- [What the exercise asks]: Return the number of lines holding "xlabel", with nothing added.

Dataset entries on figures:

· · · · ·

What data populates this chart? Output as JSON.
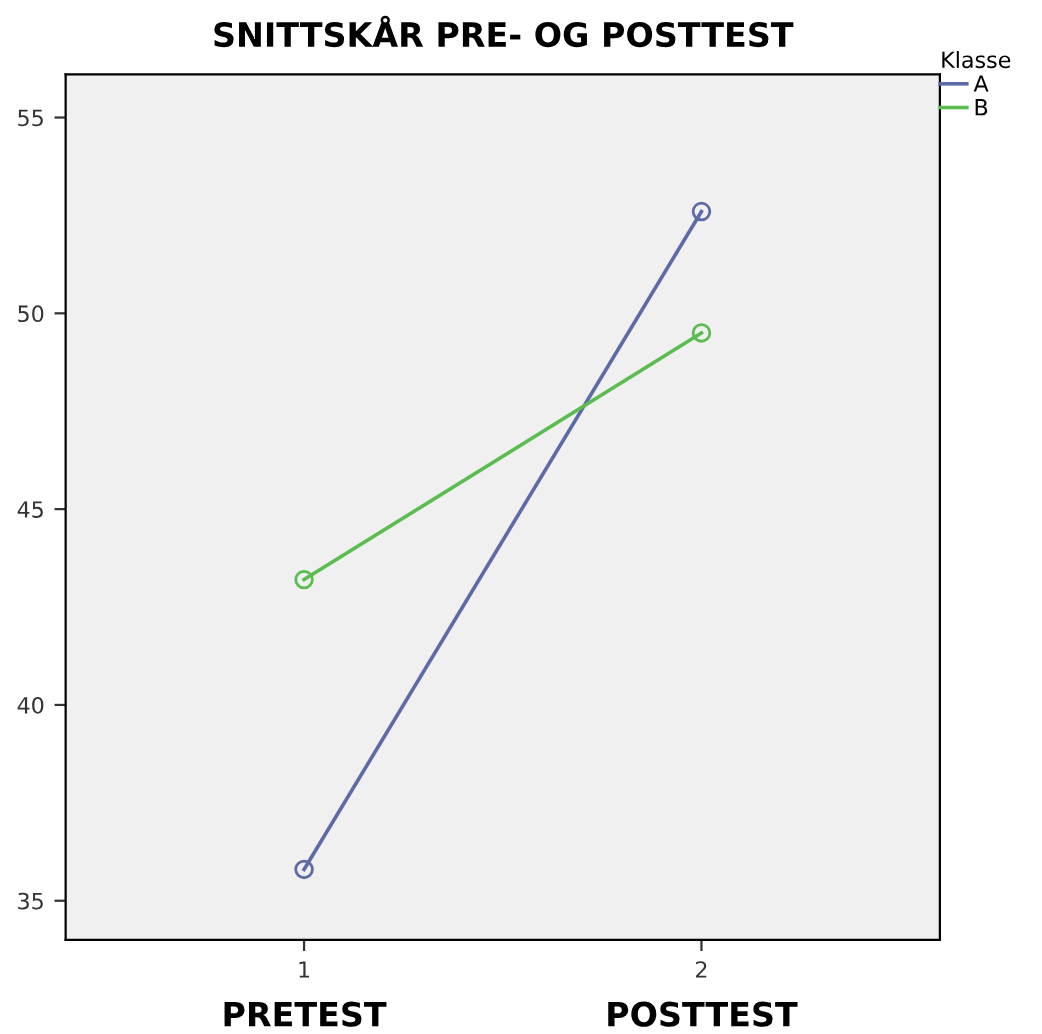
{
  "chart_data": {
    "type": "line",
    "title": "SNITTSKÅR PRE- OG POSTTEST",
    "legend_title": "Klasse",
    "x": [
      1,
      2
    ],
    "series": [
      {
        "name": "A",
        "color": "#5c6aa6",
        "values": [
          35.8,
          52.6
        ]
      },
      {
        "name": "B",
        "color": "#5cbc52",
        "values": [
          43.2,
          49.5
        ]
      }
    ],
    "xlim": [
      0.4,
      2.6
    ],
    "xticks": [
      1,
      2
    ],
    "ylim": [
      34.0,
      56.1
    ],
    "yticks": [
      35,
      40,
      45,
      50,
      55
    ],
    "marker": "circle",
    "line_style": "solid",
    "grid": false,
    "legend": "top right",
    "annotations": [
      "PRETEST",
      "POSTTEST"
    ]
  }
}
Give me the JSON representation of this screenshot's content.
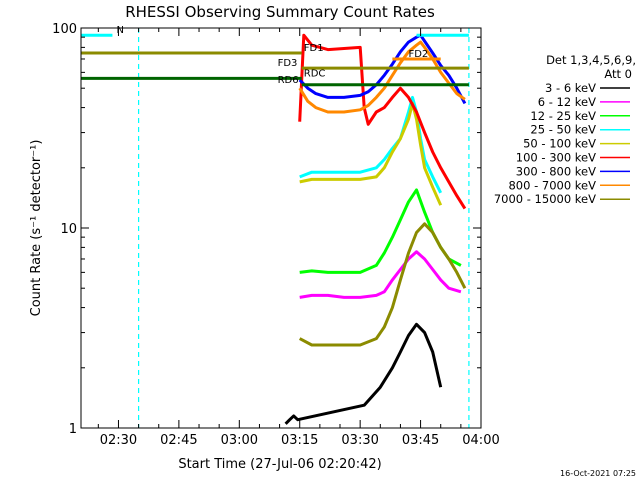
{
  "chart_data": {
    "type": "line",
    "title": "RHESSI Observing Summary Count Rates",
    "xlabel": "Start Time (27-Jul-06 02:20:42)",
    "ylabel": "Count Rate (s⁻¹ detector⁻¹)",
    "y_scale": "log",
    "ylim": [
      1,
      100
    ],
    "x_ticks": [
      "02:30",
      "02:45",
      "03:00",
      "03:15",
      "03:30",
      "03:45",
      "04:00"
    ],
    "x_tick_minutes": [
      30,
      45,
      60,
      75,
      90,
      105,
      120
    ],
    "xlim_minutes": [
      20.7,
      120
    ],
    "y_ticks": [
      1,
      10,
      100
    ],
    "grid": false,
    "legend_position": "right",
    "legend_header": [
      "Det 1,3,4,5,6,9,",
      "Att 0"
    ],
    "series": [
      {
        "name": "3 - 6 keV",
        "color": "#000000",
        "x": [
          71.5,
          72.5,
          73.5,
          74.5,
          91,
          95,
          98,
          100,
          102,
          104,
          106,
          108,
          110
        ],
        "y": [
          1.05,
          1.1,
          1.15,
          1.1,
          1.3,
          1.6,
          2.0,
          2.4,
          2.9,
          3.3,
          3.0,
          2.4,
          1.6
        ]
      },
      {
        "name": "6 - 12 keV",
        "color": "#ff00ff",
        "x": [
          75,
          78,
          82,
          86,
          90,
          94,
          96,
          98,
          100,
          102,
          104,
          106,
          108,
          110,
          112,
          115
        ],
        "y": [
          4.5,
          4.6,
          4.6,
          4.5,
          4.5,
          4.6,
          4.8,
          5.5,
          6.2,
          7.0,
          7.6,
          7.0,
          6.2,
          5.5,
          5.0,
          4.8
        ]
      },
      {
        "name": "12 - 25 keV",
        "color": "#00ff00",
        "x": [
          75,
          78,
          82,
          86,
          90,
          94,
          96,
          98,
          100,
          102,
          104,
          106,
          108,
          110,
          112,
          115
        ],
        "y": [
          6.0,
          6.1,
          6.0,
          6.0,
          6.0,
          6.5,
          7.5,
          9.0,
          11.0,
          13.5,
          15.5,
          12.0,
          9.5,
          8.0,
          7.0,
          6.5
        ]
      },
      {
        "name": "25 - 50 keV",
        "color": "#00ffff",
        "x": [
          75,
          78,
          82,
          86,
          90,
          94,
          96,
          98,
          100,
          102,
          103,
          104,
          105,
          106,
          108,
          110
        ],
        "y": [
          18.0,
          19.0,
          19.0,
          19.0,
          19.0,
          20.0,
          22.0,
          25.0,
          28.0,
          38.0,
          45.0,
          38.0,
          28.0,
          22.0,
          18.0,
          15.0
        ]
      },
      {
        "name": "50 - 100 keV",
        "color": "#cccc00",
        "x": [
          75,
          78,
          82,
          86,
          90,
          94,
          96,
          98,
          100,
          102,
          103,
          104,
          105,
          106,
          108,
          110
        ],
        "y": [
          17.0,
          17.5,
          17.5,
          17.5,
          17.5,
          18.0,
          20.0,
          24.0,
          28.0,
          35.0,
          42.0,
          35.0,
          26.0,
          20.0,
          16.0,
          13.0
        ]
      },
      {
        "name": "100 - 300 keV",
        "color": "#ff0000",
        "x": [
          75,
          76,
          78,
          82,
          86,
          90,
          91,
          92,
          94,
          96,
          98,
          100,
          102,
          104,
          106,
          108,
          110,
          112,
          114,
          116
        ],
        "y": [
          34.0,
          92.0,
          82.0,
          78.0,
          79.0,
          80.0,
          40.0,
          33.0,
          38.0,
          40.0,
          45.0,
          50.0,
          45.0,
          38.0,
          30.0,
          24.0,
          20.0,
          17.0,
          14.5,
          12.5
        ]
      },
      {
        "name": "300 - 800 keV",
        "color": "#0000ff",
        "x": [
          75,
          77,
          79,
          82,
          86,
          90,
          92,
          94,
          96,
          98,
          100,
          102,
          104,
          105,
          106,
          108,
          110,
          112,
          114,
          116
        ],
        "y": [
          55.0,
          50.0,
          47.0,
          45.0,
          45.0,
          46.0,
          48.0,
          52.0,
          58.0,
          66.0,
          76.0,
          85.0,
          90.0,
          92.0,
          86.0,
          75.0,
          65.0,
          58.0,
          50.0,
          42.0
        ]
      },
      {
        "name": "800 - 7000 keV",
        "color": "#ff8800",
        "x": [
          75,
          77,
          79,
          82,
          86,
          90,
          92,
          94,
          96,
          98,
          100,
          102,
          104,
          105,
          106,
          108,
          110,
          112,
          114,
          116
        ],
        "y": [
          50.0,
          43.0,
          40.0,
          38.0,
          38.0,
          39.0,
          41.0,
          45.0,
          50.0,
          58.0,
          67.0,
          76.0,
          82.0,
          85.0,
          80.0,
          70.0,
          60.0,
          53.0,
          47.0,
          44.0
        ]
      },
      {
        "name": "7000 - 15000 keV",
        "color": "#8b8b00",
        "x": [
          75,
          78,
          82,
          86,
          90,
          94,
          96,
          98,
          100,
          102,
          104,
          106,
          108,
          110,
          112,
          114,
          116
        ],
        "y": [
          2.8,
          2.6,
          2.6,
          2.6,
          2.6,
          2.8,
          3.2,
          4.0,
          5.5,
          7.5,
          9.5,
          10.5,
          9.5,
          8.0,
          7.0,
          6.0,
          5.0
        ]
      }
    ],
    "flag_lines": [
      {
        "label": "N",
        "color": "#00ffff",
        "x_start": 20.7,
        "x_end": 28.5,
        "y": 92.0,
        "label_x": 29.5
      },
      {
        "label": "FD1",
        "color": "#8b8b00",
        "x_start": 20.7,
        "x_end": 75.5,
        "y": 75.0,
        "label_x": 76.0
      },
      {
        "label": "FD3",
        "color": "#8b8b00",
        "x_start": 75.5,
        "x_end": 117,
        "y": 63.0,
        "label_x": 69.5
      },
      {
        "label": "RDC",
        "color": "#006400",
        "x_start": 20.7,
        "x_end": 75.5,
        "y": 56.0,
        "label_x": 76.0
      },
      {
        "label": "RD6",
        "color": "#006400",
        "x_start": 75.5,
        "x_end": 117,
        "y": 52.0,
        "label_x": 69.5
      },
      {
        "label": "FD2",
        "color": "#ff8800",
        "x_start": 98,
        "x_end": 110,
        "y": 70.0,
        "label_x": 102
      },
      {
        "label": "",
        "color": "#00ffff",
        "x_start": 104,
        "x_end": 117,
        "y": 92.0,
        "label_x": 104
      }
    ],
    "vertical_markers": [
      {
        "x": 35,
        "color": "#00ffff",
        "style": "dashed"
      },
      {
        "x": 117,
        "color": "#00ffff",
        "style": "dashed"
      }
    ],
    "footer_date": "16-Oct-2021 07:25"
  }
}
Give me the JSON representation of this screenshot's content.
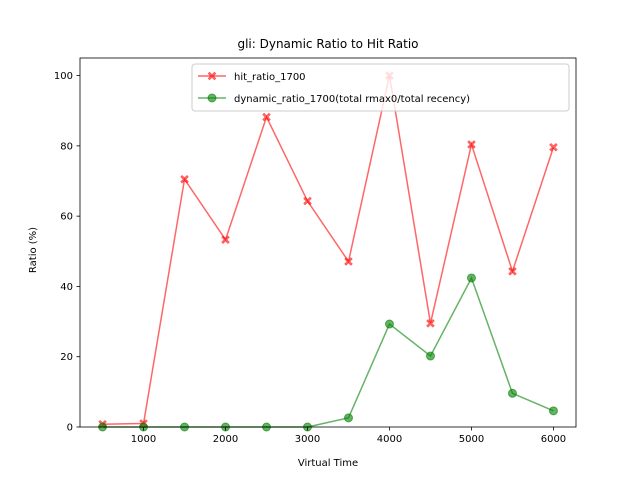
{
  "chart_data": {
    "type": "line",
    "title": "gli: Dynamic Ratio to Hit Ratio",
    "xlabel": "Virtual Time",
    "ylabel": "Ratio (%)",
    "xlim": [
      225,
      6275
    ],
    "ylim": [
      0,
      105
    ],
    "xticks": [
      1000,
      2000,
      3000,
      4000,
      5000,
      6000
    ],
    "yticks": [
      0,
      20,
      40,
      60,
      80,
      100
    ],
    "grid": false,
    "legend_position": "upper center",
    "x": [
      500,
      1000,
      1500,
      2000,
      2500,
      3000,
      3500,
      4000,
      4500,
      5000,
      5500,
      6000
    ],
    "series": [
      {
        "name": "hit_ratio_1700",
        "color": "#ff0000",
        "marker": "x-filled",
        "values": [
          0.8,
          1.0,
          70.5,
          53.3,
          88.2,
          64.3,
          47.1,
          100.0,
          29.5,
          80.4,
          44.3,
          79.6
        ]
      },
      {
        "name": "dynamic_ratio_1700(total rmax0/total recency)",
        "color": "#008000",
        "marker": "circle",
        "values": [
          0.0,
          0.0,
          0.0,
          0.0,
          0.0,
          0.0,
          2.6,
          29.3,
          20.2,
          42.4,
          9.6,
          4.6
        ]
      }
    ]
  }
}
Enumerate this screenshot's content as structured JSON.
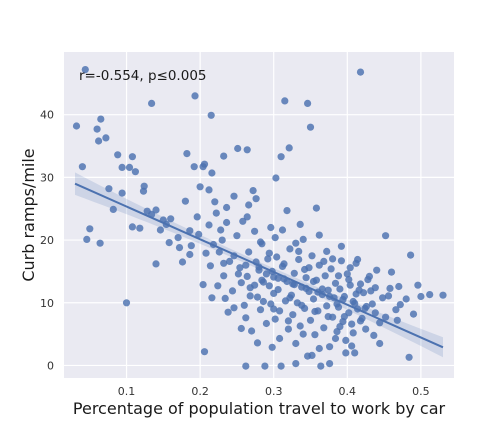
{
  "chart_data": {
    "type": "scatter",
    "title": "",
    "xlabel": "Percentage of population travel to work by car",
    "ylabel": "Curb ramps/mile",
    "annotation": "r=-0.554, p≤0.005",
    "xlim": [
      0.015,
      0.545
    ],
    "ylim": [
      -2,
      50
    ],
    "xticks": [
      0.1,
      0.2,
      0.3,
      0.4,
      0.5
    ],
    "xtick_labels": [
      "0.1",
      "0.2",
      "0.3",
      "0.4",
      "0.5"
    ],
    "yticks": [
      0,
      10,
      20,
      30,
      40
    ],
    "ytick_labels": [
      "0",
      "10",
      "20",
      "30",
      "40"
    ],
    "grid": true,
    "background": "#eaeaf2",
    "point_color": "#4c72b0",
    "regression": {
      "x": [
        0.03,
        0.53
      ],
      "y": [
        29.0,
        2.9
      ],
      "ci_halfwidth_edges": [
        1.8,
        1.6
      ],
      "ci_halfwidth_center": 0.6
    },
    "points": [
      [
        0.032,
        38.2
      ],
      [
        0.044,
        47.2
      ],
      [
        0.06,
        37.7
      ],
      [
        0.065,
        39.3
      ],
      [
        0.062,
        35.8
      ],
      [
        0.072,
        36.3
      ],
      [
        0.04,
        31.7
      ],
      [
        0.088,
        33.6
      ],
      [
        0.094,
        31.6
      ],
      [
        0.104,
        31.6
      ],
      [
        0.108,
        33.3
      ],
      [
        0.112,
        30.9
      ],
      [
        0.134,
        41.8
      ],
      [
        0.193,
        43.0
      ],
      [
        0.204,
        31.7
      ],
      [
        0.215,
        39.9
      ],
      [
        0.251,
        34.6
      ],
      [
        0.315,
        42.2
      ],
      [
        0.346,
        41.8
      ],
      [
        0.35,
        38.0
      ],
      [
        0.418,
        46.8
      ],
      [
        0.182,
        33.8
      ],
      [
        0.192,
        31.7
      ],
      [
        0.232,
        33.4
      ],
      [
        0.264,
        34.4
      ],
      [
        0.303,
        29.9
      ],
      [
        0.321,
        34.7
      ],
      [
        0.31,
        33.3
      ],
      [
        0.046,
        20.1
      ],
      [
        0.05,
        21.8
      ],
      [
        0.064,
        19.5
      ],
      [
        0.076,
        28.2
      ],
      [
        0.082,
        24.9
      ],
      [
        0.094,
        27.5
      ],
      [
        0.1,
        10.0
      ],
      [
        0.108,
        22.1
      ],
      [
        0.123,
        27.8
      ],
      [
        0.124,
        28.6
      ],
      [
        0.134,
        24.1
      ],
      [
        0.14,
        24.8
      ],
      [
        0.14,
        16.2
      ],
      [
        0.15,
        23.2
      ],
      [
        0.154,
        22.5
      ],
      [
        0.16,
        23.4
      ],
      [
        0.172,
        18.8
      ],
      [
        0.176,
        16.5
      ],
      [
        0.18,
        26.2
      ],
      [
        0.186,
        21.5
      ],
      [
        0.188,
        19.1
      ],
      [
        0.196,
        23.7
      ],
      [
        0.2,
        28.5
      ],
      [
        0.204,
        12.9
      ],
      [
        0.206,
        2.2
      ],
      [
        0.208,
        17.9
      ],
      [
        0.212,
        22.4
      ],
      [
        0.214,
        15.9
      ],
      [
        0.216,
        10.8
      ],
      [
        0.22,
        26.1
      ],
      [
        0.226,
        18.1
      ],
      [
        0.23,
        20.0
      ],
      [
        0.232,
        14.3
      ],
      [
        0.234,
        10.7
      ],
      [
        0.236,
        22.8
      ],
      [
        0.24,
        16.6
      ],
      [
        0.244,
        11.9
      ],
      [
        0.246,
        27.0
      ],
      [
        0.25,
        20.7
      ],
      [
        0.254,
        15.6
      ],
      [
        0.256,
        13.2
      ],
      [
        0.26,
        9.6
      ],
      [
        0.262,
        7.6
      ],
      [
        0.262,
        -0.1
      ],
      [
        0.264,
        23.7
      ],
      [
        0.266,
        18.1
      ],
      [
        0.268,
        12.4
      ],
      [
        0.27,
        5.5
      ],
      [
        0.272,
        27.9
      ],
      [
        0.274,
        21.4
      ],
      [
        0.276,
        16.5
      ],
      [
        0.278,
        10.9
      ],
      [
        0.28,
        15.7
      ],
      [
        0.282,
        8.9
      ],
      [
        0.284,
        19.4
      ],
      [
        0.286,
        13.3
      ],
      [
        0.288,
        -0.1
      ],
      [
        0.29,
        6.7
      ],
      [
        0.292,
        17.0
      ],
      [
        0.294,
        12.7
      ],
      [
        0.296,
        9.8
      ],
      [
        0.298,
        15.0
      ],
      [
        0.3,
        11.5
      ],
      [
        0.302,
        7.4
      ],
      [
        0.304,
        17.3
      ],
      [
        0.306,
        13.9
      ],
      [
        0.308,
        4.3
      ],
      [
        0.31,
        -0.1
      ],
      [
        0.312,
        21.6
      ],
      [
        0.314,
        16.2
      ],
      [
        0.316,
        10.3
      ],
      [
        0.318,
        13.4
      ],
      [
        0.32,
        5.8
      ],
      [
        0.322,
        18.6
      ],
      [
        0.324,
        11.2
      ],
      [
        0.326,
        8.1
      ],
      [
        0.328,
        14.7
      ],
      [
        0.33,
        3.5
      ],
      [
        0.332,
        10.0
      ],
      [
        0.334,
        16.9
      ],
      [
        0.336,
        6.3
      ],
      [
        0.338,
        12.5
      ],
      [
        0.34,
        20.1
      ],
      [
        0.342,
        9.1
      ],
      [
        0.344,
        14.0
      ],
      [
        0.346,
        1.5
      ],
      [
        0.348,
        11.8
      ],
      [
        0.35,
        7.2
      ],
      [
        0.352,
        17.5
      ],
      [
        0.354,
        10.6
      ],
      [
        0.356,
        4.9
      ],
      [
        0.358,
        13.6
      ],
      [
        0.36,
        8.7
      ],
      [
        0.362,
        16.0
      ],
      [
        0.364,
        -0.1
      ],
      [
        0.366,
        11.3
      ],
      [
        0.368,
        6.0
      ],
      [
        0.37,
        14.3
      ],
      [
        0.372,
        9.5
      ],
      [
        0.374,
        12.0
      ],
      [
        0.376,
        3.0
      ],
      [
        0.378,
        15.4
      ],
      [
        0.38,
        7.7
      ],
      [
        0.382,
        10.8
      ],
      [
        0.384,
        13.1
      ],
      [
        0.386,
        5.4
      ],
      [
        0.388,
        9.3
      ],
      [
        0.39,
        12.2
      ],
      [
        0.392,
        16.7
      ],
      [
        0.394,
        7.0
      ],
      [
        0.396,
        11.0
      ],
      [
        0.398,
        4.0
      ],
      [
        0.4,
        14.6
      ],
      [
        0.402,
        8.4
      ],
      [
        0.404,
        12.8
      ],
      [
        0.406,
        6.6
      ],
      [
        0.408,
        10.2
      ],
      [
        0.41,
        2.0
      ],
      [
        0.412,
        16.3
      ],
      [
        0.414,
        9.0
      ],
      [
        0.416,
        12.0
      ],
      [
        0.42,
        7.5
      ],
      [
        0.422,
        11.6
      ],
      [
        0.425,
        5.8
      ],
      [
        0.43,
        14.2
      ],
      [
        0.434,
        9.8
      ],
      [
        0.438,
        12.4
      ],
      [
        0.444,
        6.8
      ],
      [
        0.452,
        20.7
      ],
      [
        0.456,
        11.1
      ],
      [
        0.46,
        14.9
      ],
      [
        0.466,
        8.9
      ],
      [
        0.47,
        12.6
      ],
      [
        0.48,
        10.6
      ],
      [
        0.486,
        17.6
      ],
      [
        0.49,
        8.2
      ],
      [
        0.484,
        1.3
      ],
      [
        0.496,
        12.8
      ],
      [
        0.512,
        11.3
      ],
      [
        0.53,
        11.2
      ],
      [
        0.206,
        32.1
      ],
      [
        0.216,
        30.7
      ],
      [
        0.212,
        28.0
      ],
      [
        0.222,
        24.3
      ],
      [
        0.228,
        21.6
      ],
      [
        0.236,
        25.2
      ],
      [
        0.258,
        23.0
      ],
      [
        0.266,
        25.6
      ],
      [
        0.276,
        26.6
      ],
      [
        0.282,
        19.7
      ],
      [
        0.296,
        22.0
      ],
      [
        0.302,
        20.4
      ],
      [
        0.318,
        24.7
      ],
      [
        0.33,
        19.5
      ],
      [
        0.336,
        22.5
      ],
      [
        0.358,
        25.1
      ],
      [
        0.362,
        20.8
      ],
      [
        0.372,
        18.2
      ],
      [
        0.38,
        17.0
      ],
      [
        0.392,
        19.0
      ],
      [
        0.404,
        15.6
      ],
      [
        0.414,
        16.9
      ],
      [
        0.428,
        13.7
      ],
      [
        0.44,
        15.2
      ],
      [
        0.444,
        3.5
      ],
      [
        0.418,
        7.1
      ],
      [
        0.398,
        2.0
      ],
      [
        0.376,
        0.3
      ],
      [
        0.352,
        1.6
      ],
      [
        0.33,
        0.3
      ],
      [
        0.298,
        2.9
      ],
      [
        0.278,
        3.6
      ],
      [
        0.256,
        5.9
      ],
      [
        0.238,
        8.5
      ],
      [
        0.224,
        12.7
      ],
      [
        0.246,
        9.2
      ],
      [
        0.268,
        11.1
      ],
      [
        0.286,
        10.2
      ],
      [
        0.308,
        8.7
      ],
      [
        0.326,
        13.0
      ],
      [
        0.342,
        15.3
      ],
      [
        0.354,
        13.4
      ],
      [
        0.366,
        12.2
      ],
      [
        0.386,
        9.8
      ],
      [
        0.396,
        7.8
      ],
      [
        0.412,
        11.4
      ],
      [
        0.426,
        9.4
      ],
      [
        0.448,
        10.8
      ],
      [
        0.458,
        12.3
      ],
      [
        0.472,
        9.7
      ],
      [
        0.5,
        11.0
      ],
      [
        0.436,
        4.8
      ],
      [
        0.406,
        3.1
      ],
      [
        0.384,
        4.3
      ],
      [
        0.362,
        2.7
      ],
      [
        0.34,
        5.0
      ],
      [
        0.32,
        7.1
      ],
      [
        0.3,
        9.0
      ],
      [
        0.274,
        12.8
      ],
      [
        0.252,
        14.6
      ],
      [
        0.232,
        16.3
      ],
      [
        0.218,
        19.3
      ],
      [
        0.198,
        20.9
      ],
      [
        0.186,
        17.7
      ],
      [
        0.17,
        20.4
      ],
      [
        0.158,
        19.6
      ],
      [
        0.146,
        21.6
      ],
      [
        0.128,
        24.6
      ],
      [
        0.118,
        21.9
      ],
      [
        0.294,
        17.9
      ],
      [
        0.312,
        15.8
      ],
      [
        0.334,
        18.2
      ],
      [
        0.348,
        15.6
      ],
      [
        0.368,
        16.6
      ],
      [
        0.388,
        14.3
      ],
      [
        0.402,
        13.7
      ],
      [
        0.418,
        13.0
      ],
      [
        0.432,
        11.9
      ],
      [
        0.264,
        14.2
      ],
      [
        0.284,
        13.6
      ],
      [
        0.306,
        12.1
      ],
      [
        0.322,
        10.8
      ],
      [
        0.338,
        9.6
      ],
      [
        0.356,
        8.6
      ],
      [
        0.374,
        7.8
      ],
      [
        0.39,
        6.2
      ],
      [
        0.408,
        5.2
      ],
      [
        0.246,
        17.5
      ],
      [
        0.262,
        16.0
      ],
      [
        0.28,
        15.2
      ],
      [
        0.29,
        14.6
      ],
      [
        0.3,
        14.1
      ],
      [
        0.314,
        13.8
      ],
      [
        0.328,
        12.9
      ],
      [
        0.344,
        12.3
      ],
      [
        0.36,
        11.7
      ],
      [
        0.376,
        11.0
      ],
      [
        0.394,
        10.5
      ],
      [
        0.41,
        9.9
      ],
      [
        0.424,
        9.1
      ],
      [
        0.438,
        8.4
      ],
      [
        0.452,
        7.7
      ],
      [
        0.468,
        7.2
      ]
    ]
  }
}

· · · · ·

- [Exercise solution]: 3